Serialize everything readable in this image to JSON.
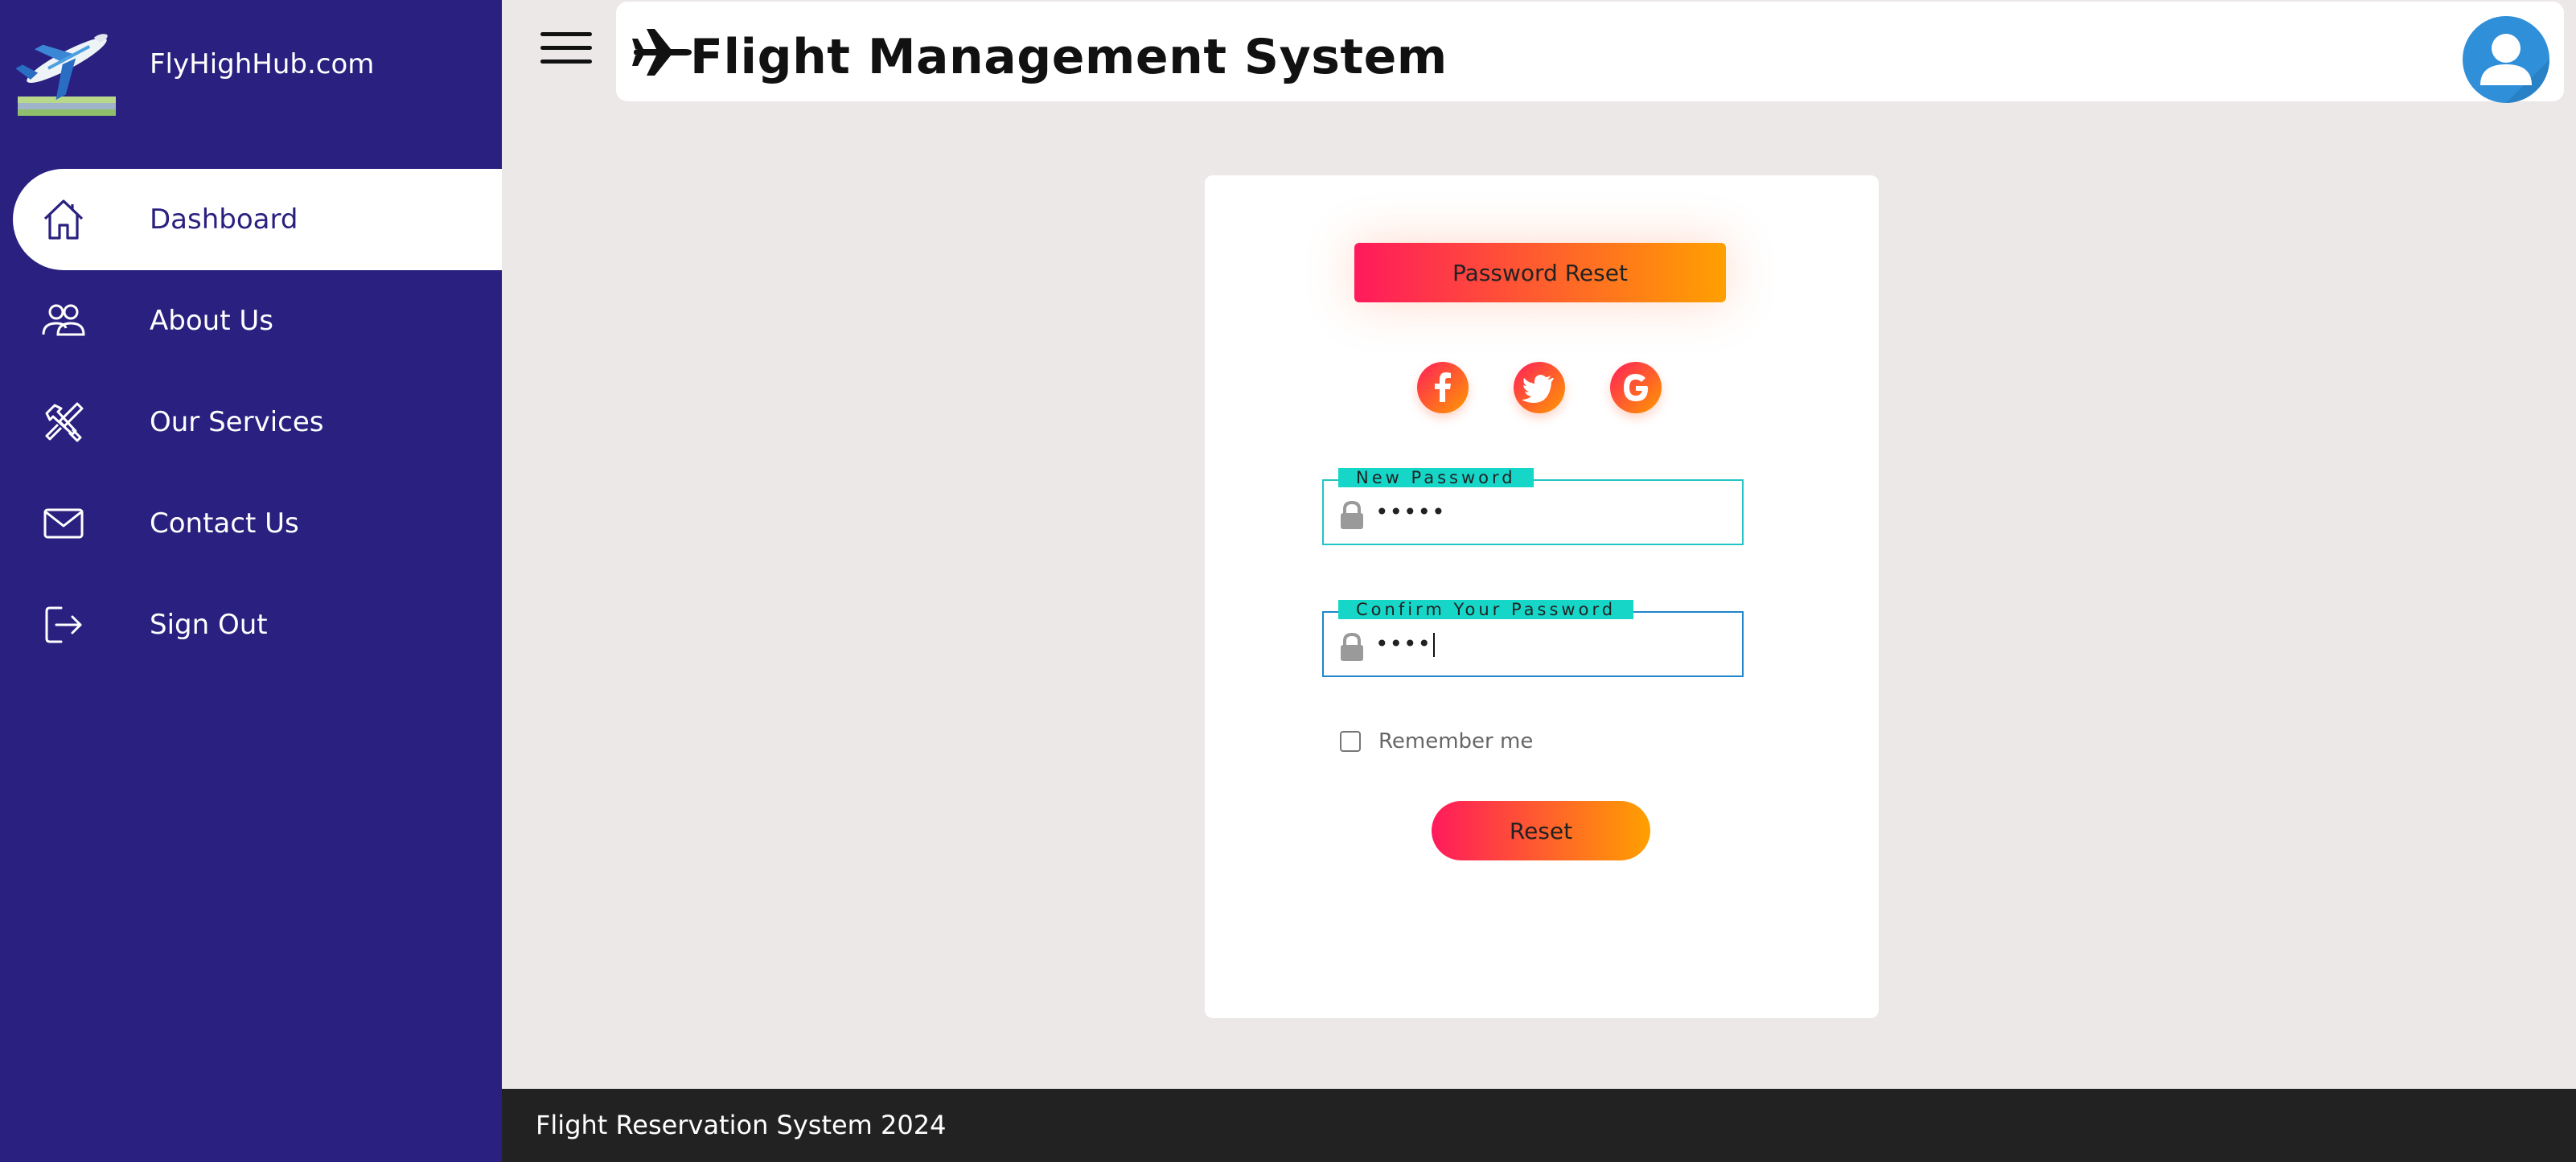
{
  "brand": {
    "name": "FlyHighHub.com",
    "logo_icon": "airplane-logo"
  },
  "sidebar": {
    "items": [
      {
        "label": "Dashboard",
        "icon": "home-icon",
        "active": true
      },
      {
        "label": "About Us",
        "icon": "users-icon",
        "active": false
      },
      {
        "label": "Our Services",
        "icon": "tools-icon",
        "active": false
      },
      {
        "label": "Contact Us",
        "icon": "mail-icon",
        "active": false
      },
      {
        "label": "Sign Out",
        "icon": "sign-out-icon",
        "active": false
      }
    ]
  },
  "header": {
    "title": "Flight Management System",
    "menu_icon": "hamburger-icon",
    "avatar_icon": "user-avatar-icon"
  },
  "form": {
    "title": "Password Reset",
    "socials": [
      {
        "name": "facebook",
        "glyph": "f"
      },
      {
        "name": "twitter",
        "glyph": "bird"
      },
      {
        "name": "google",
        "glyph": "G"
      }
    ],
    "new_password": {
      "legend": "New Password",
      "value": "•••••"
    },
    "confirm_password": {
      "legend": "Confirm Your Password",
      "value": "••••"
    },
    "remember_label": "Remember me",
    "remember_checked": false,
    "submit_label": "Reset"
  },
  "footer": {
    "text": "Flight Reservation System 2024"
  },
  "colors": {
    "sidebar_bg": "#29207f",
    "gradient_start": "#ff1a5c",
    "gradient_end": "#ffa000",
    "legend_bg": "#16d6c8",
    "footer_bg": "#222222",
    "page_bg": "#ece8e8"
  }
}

■ **TASK REQUIREMENTS**: Transcribe the records word for word and include no pictures.

■ **FINISHED ANSWER**:
Serialize everything readable in this image to JSON.
{
  "brand": {
    "name": "FlyHighHub.com",
    "logo_icon": "airplane-logo"
  },
  "sidebar": {
    "items": [
      {
        "label": "Dashboard",
        "icon": "home-icon",
        "active": true
      },
      {
        "label": "About Us",
        "icon": "users-icon",
        "active": false
      },
      {
        "label": "Our Services",
        "icon": "tools-icon",
        "active": false
      },
      {
        "label": "Contact Us",
        "icon": "mail-icon",
        "active": false
      },
      {
        "label": "Sign Out",
        "icon": "sign-out-icon",
        "active": false
      }
    ]
  },
  "header": {
    "title": "Flight Management System",
    "menu_icon": "hamburger-icon",
    "avatar_icon": "user-avatar-icon"
  },
  "form": {
    "title": "Password Reset",
    "socials": [
      {
        "name": "facebook",
        "glyph": "f"
      },
      {
        "name": "twitter",
        "glyph": "bird"
      },
      {
        "name": "google",
        "glyph": "G"
      }
    ],
    "new_password": {
      "legend": "New Password",
      "value": "•••••"
    },
    "confirm_password": {
      "legend": "Confirm Your Password",
      "value": "••••"
    },
    "remember_label": "Remember me",
    "remember_checked": false,
    "submit_label": "Reset"
  },
  "footer": {
    "text": "Flight Reservation System 2024"
  },
  "colors": {
    "sidebar_bg": "#29207f",
    "gradient_start": "#ff1a5c",
    "gradient_end": "#ffa000",
    "legend_bg": "#16d6c8",
    "footer_bg": "#222222",
    "page_bg": "#ece8e8"
  }
}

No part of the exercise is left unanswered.